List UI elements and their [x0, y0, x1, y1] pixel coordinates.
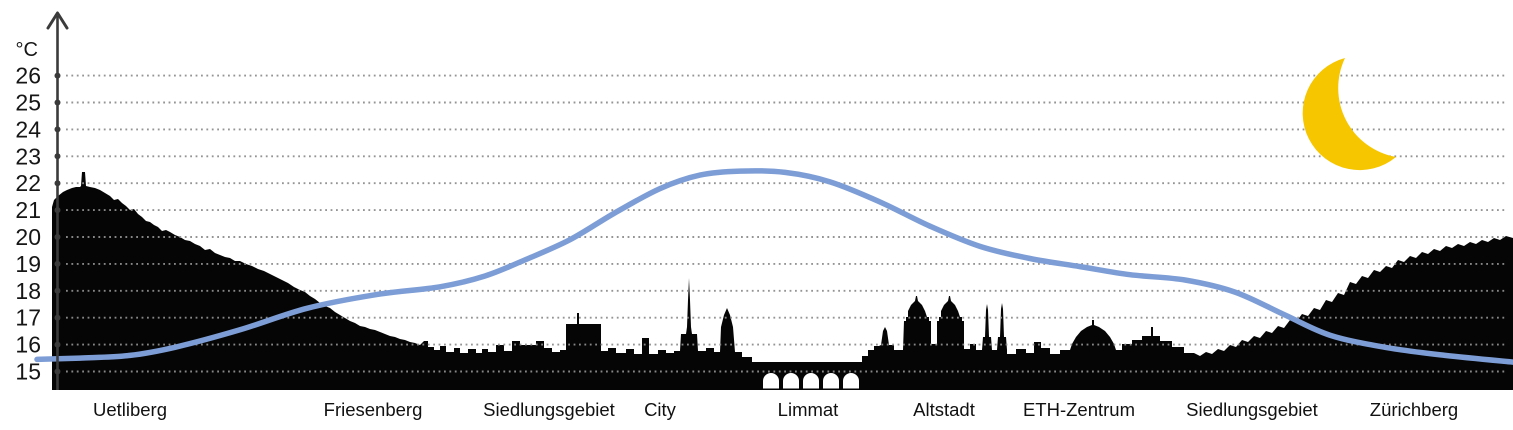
y-tick-label: 17: [15, 305, 41, 331]
moon-icon: [1302, 58, 1396, 171]
limmat-bridge-arches: [763, 373, 859, 389]
x-axis-station-label: Altstadt: [913, 399, 975, 420]
x-axis-station-label: ETH-Zentrum: [1023, 399, 1135, 420]
y-tick-label: 20: [15, 224, 41, 250]
bridge-arch: [763, 373, 779, 389]
y-tick-label: 23: [15, 143, 41, 169]
y-tick-label: 25: [15, 90, 41, 116]
y-axis-arrow-icon: [46, 11, 69, 30]
y-tick-label: 24: [15, 116, 41, 142]
x-axis-station-label: Siedlungsgebiet: [1186, 399, 1318, 420]
y-tick-label: 21: [15, 197, 41, 223]
x-axis-station-label: City: [644, 399, 677, 420]
x-axis-station-label: Siedlungsgebiet: [483, 399, 615, 420]
y-tick-label: 26: [15, 63, 41, 89]
temperature-curve: [34, 168, 1513, 365]
x-axis-station-labels: Uetliberg Friesenberg Siedlungsgebiet City L…: [93, 399, 1458, 420]
bridge-arch: [803, 373, 819, 389]
y-tick-label: 22: [15, 170, 41, 196]
y-tick-label: 19: [15, 251, 41, 277]
y-tick-label: 16: [15, 332, 41, 358]
y-tick-label: 15: [15, 359, 41, 385]
y-axis-unit-label: °C: [16, 39, 38, 61]
skyline-path: [52, 172, 1513, 390]
zurich-skyline-silhouette: [52, 172, 1513, 390]
x-axis-station-label: Limmat: [778, 399, 839, 420]
bridge-arch: [843, 373, 859, 389]
x-axis-station-label: Friesenberg: [324, 399, 423, 420]
bridge-arch: [783, 373, 799, 389]
y-axis: °C: [16, 11, 69, 390]
y-tick-label: 18: [15, 278, 41, 304]
bridge-arch: [823, 373, 839, 389]
x-axis-station-label: Zürichberg: [1370, 399, 1458, 420]
temperature-curve-path: [34, 168, 1513, 365]
x-axis-station-label: Uetliberg: [93, 399, 167, 420]
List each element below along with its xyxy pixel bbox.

- _Task to complete_
Please rewrite the records from the line with "y-tick-label: 17: [15, 305, 41, 331]" up to and including the line with "y-axis-arrow-icon: [46, 11, 69, 30]", replacing "moon-icon" with "crescent-moon-icon" and keeping everything else the same. Return only those lines.

- _Response to this exercise_
y-tick-label: 17: [15, 305, 41, 331]
crescent-moon-icon: [1302, 58, 1396, 171]
limmat-bridge-arches: [763, 373, 859, 389]
x-axis-station-label: Altstadt: [913, 399, 975, 420]
x-axis-station-label: ETH-Zentrum: [1023, 399, 1135, 420]
y-tick-label: 20: [15, 224, 41, 250]
bridge-arch: [763, 373, 779, 389]
y-tick-label: 23: [15, 143, 41, 169]
y-tick-label: 25: [15, 90, 41, 116]
y-axis-arrow-icon: [46, 11, 69, 30]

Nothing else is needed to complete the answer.